### Directions
From the listing below, pull out the lines that hold "Predicted".

◇ ◇ ◇ ◇

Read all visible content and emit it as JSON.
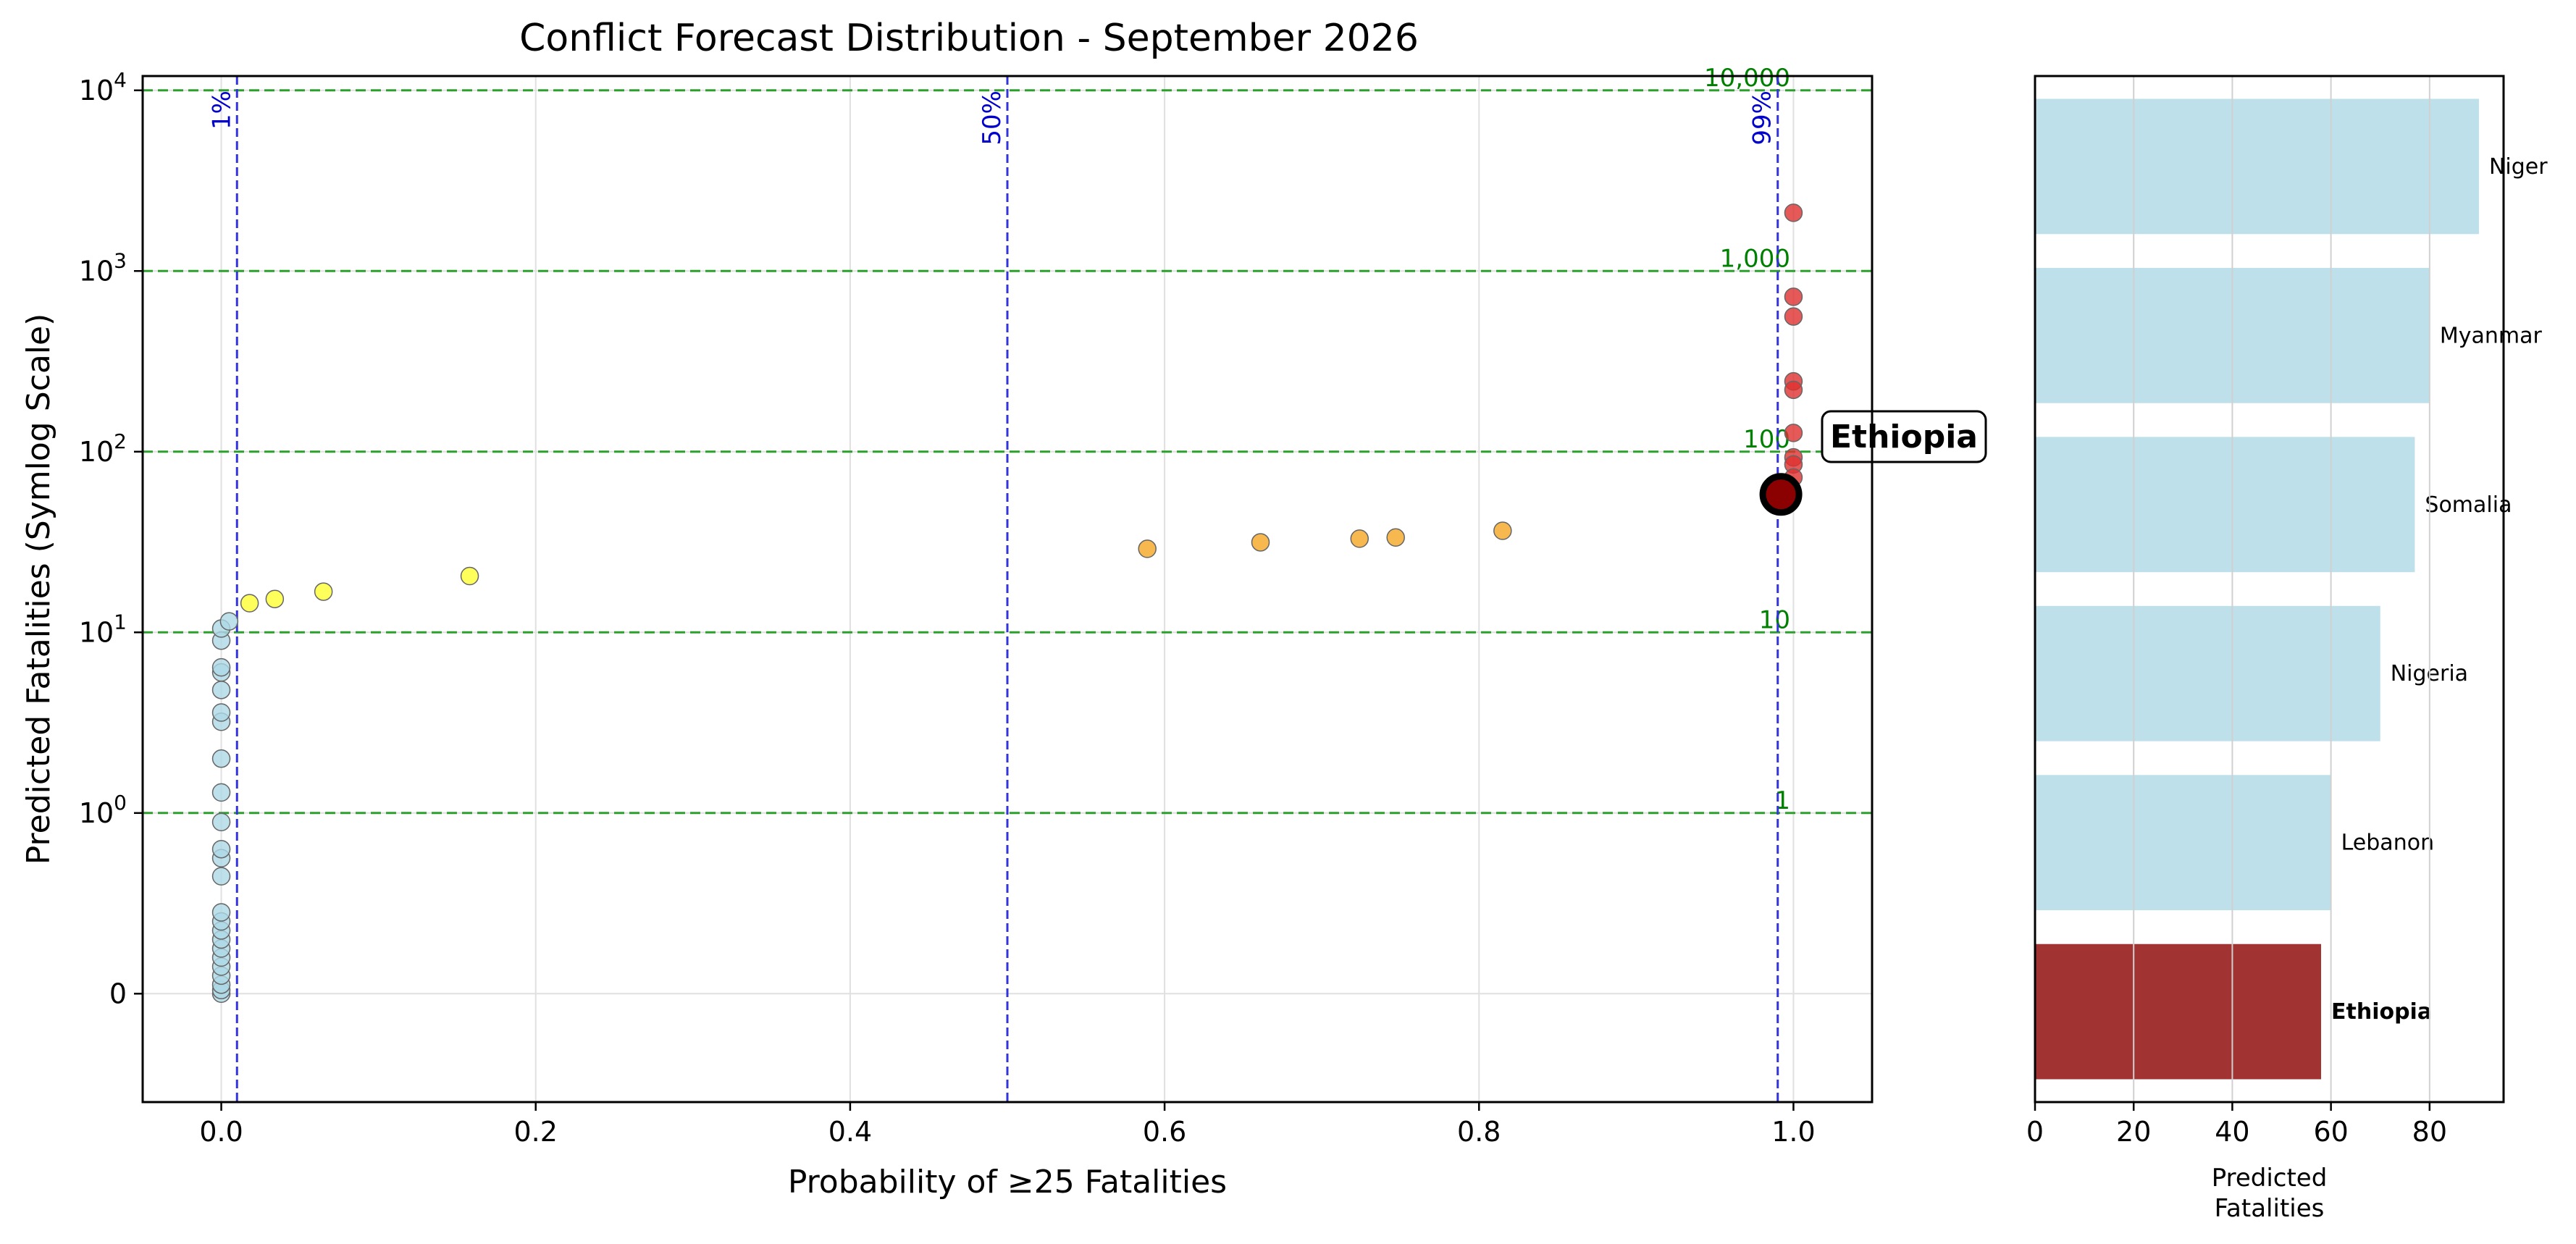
{
  "chart_data": [
    {
      "type": "scatter",
      "title": "Conflict Forecast Distribution - September 2026",
      "xlabel": "Probability of ≥25 Fatalities",
      "ylabel": "Predicted Fatalities (Symlog Scale)",
      "xlim": [
        -0.05,
        1.05
      ],
      "y_scale": "symlog",
      "y_linthresh": 1,
      "ylim": [
        -0.6,
        12000
      ],
      "x_ticks": [
        0.0,
        0.2,
        0.4,
        0.6,
        0.8,
        1.0
      ],
      "x_tick_labels": [
        "0.0",
        "0.2",
        "0.4",
        "0.6",
        "0.8",
        "1.0"
      ],
      "y_ticks": [
        0,
        1,
        10,
        100,
        1000,
        10000
      ],
      "y_tick_labels": [
        {
          "base": "0",
          "exp": ""
        },
        {
          "base": "10",
          "exp": "0"
        },
        {
          "base": "10",
          "exp": "1"
        },
        {
          "base": "10",
          "exp": "2"
        },
        {
          "base": "10",
          "exp": "3"
        },
        {
          "base": "10",
          "exp": "4"
        }
      ],
      "grid": true,
      "threshold_lines": [
        {
          "y": 1,
          "label": "1"
        },
        {
          "y": 10,
          "label": "10"
        },
        {
          "y": 100,
          "label": "100"
        },
        {
          "y": 1000,
          "label": "1,000"
        },
        {
          "y": 10000,
          "label": "10,000"
        }
      ],
      "percentile_lines": [
        {
          "x": 0.01,
          "label": "1%"
        },
        {
          "x": 0.5,
          "label": "50%"
        },
        {
          "x": 0.99,
          "label": "99%"
        }
      ],
      "groups": [
        {
          "color": "#add8e6",
          "points": [
            [
              0,
              0.0
            ],
            [
              0,
              0.02
            ],
            [
              0,
              0.05
            ],
            [
              0,
              0.1
            ],
            [
              0,
              0.15
            ],
            [
              0,
              0.2
            ],
            [
              0,
              0.25
            ],
            [
              0,
              0.3
            ],
            [
              0,
              0.35
            ],
            [
              0,
              0.4
            ],
            [
              0,
              0.45
            ],
            [
              0,
              0.65
            ],
            [
              0,
              0.75
            ],
            [
              0,
              0.8
            ],
            [
              0,
              0.95
            ],
            [
              0,
              1.3
            ],
            [
              0,
              2.0
            ],
            [
              0,
              3.2
            ],
            [
              0,
              3.6
            ],
            [
              0,
              4.8
            ],
            [
              0,
              6.0
            ],
            [
              0,
              6.4
            ],
            [
              0,
              9.0
            ],
            [
              0,
              10.5
            ],
            [
              0.005,
              11.5
            ]
          ]
        },
        {
          "color": "#ffff33",
          "points": [
            [
              0.018,
              14.5
            ],
            [
              0.034,
              15.3
            ],
            [
              0.065,
              16.8
            ],
            [
              0.158,
              20.5
            ]
          ]
        },
        {
          "color": "#f5a623",
          "points": [
            [
              0.589,
              29
            ],
            [
              0.661,
              31.5
            ],
            [
              0.724,
              33
            ],
            [
              0.747,
              33.5
            ],
            [
              0.815,
              36.5
            ]
          ]
        },
        {
          "color": "#e03030",
          "points": [
            [
              1.0,
              2100
            ],
            [
              1.0,
              720
            ],
            [
              1.0,
              560
            ],
            [
              1.0,
              245
            ],
            [
              1.0,
              220
            ],
            [
              1.0,
              127
            ],
            [
              1.0,
              93
            ],
            [
              1.0,
              85
            ],
            [
              1.0,
              72
            ]
          ]
        }
      ],
      "highlight": {
        "label": "Ethiopia",
        "x": 0.992,
        "y": 58
      }
    },
    {
      "type": "bar",
      "orientation": "horizontal",
      "xlabel_lines": [
        "Predicted",
        "Fatalities"
      ],
      "xlim": [
        0,
        95
      ],
      "x_ticks": [
        0,
        20,
        40,
        60,
        80
      ],
      "x_tick_labels": [
        "0",
        "20",
        "40",
        "60",
        "80"
      ],
      "grid": true,
      "categories": [
        "Niger",
        "Myanmar",
        "Somalia",
        "Nigeria",
        "Lebanon",
        "Ethiopia"
      ],
      "values": [
        90,
        80,
        77,
        70,
        60,
        58
      ],
      "highlight": "Ethiopia",
      "colors": {
        "default": "#add8e6",
        "highlight": "#8b0000"
      }
    }
  ]
}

◇ ◇ ◇ ◇

### Result of this exercise
      "ylabel": "Predicted Fatalities (Symlog Scale)",
        "Predicted",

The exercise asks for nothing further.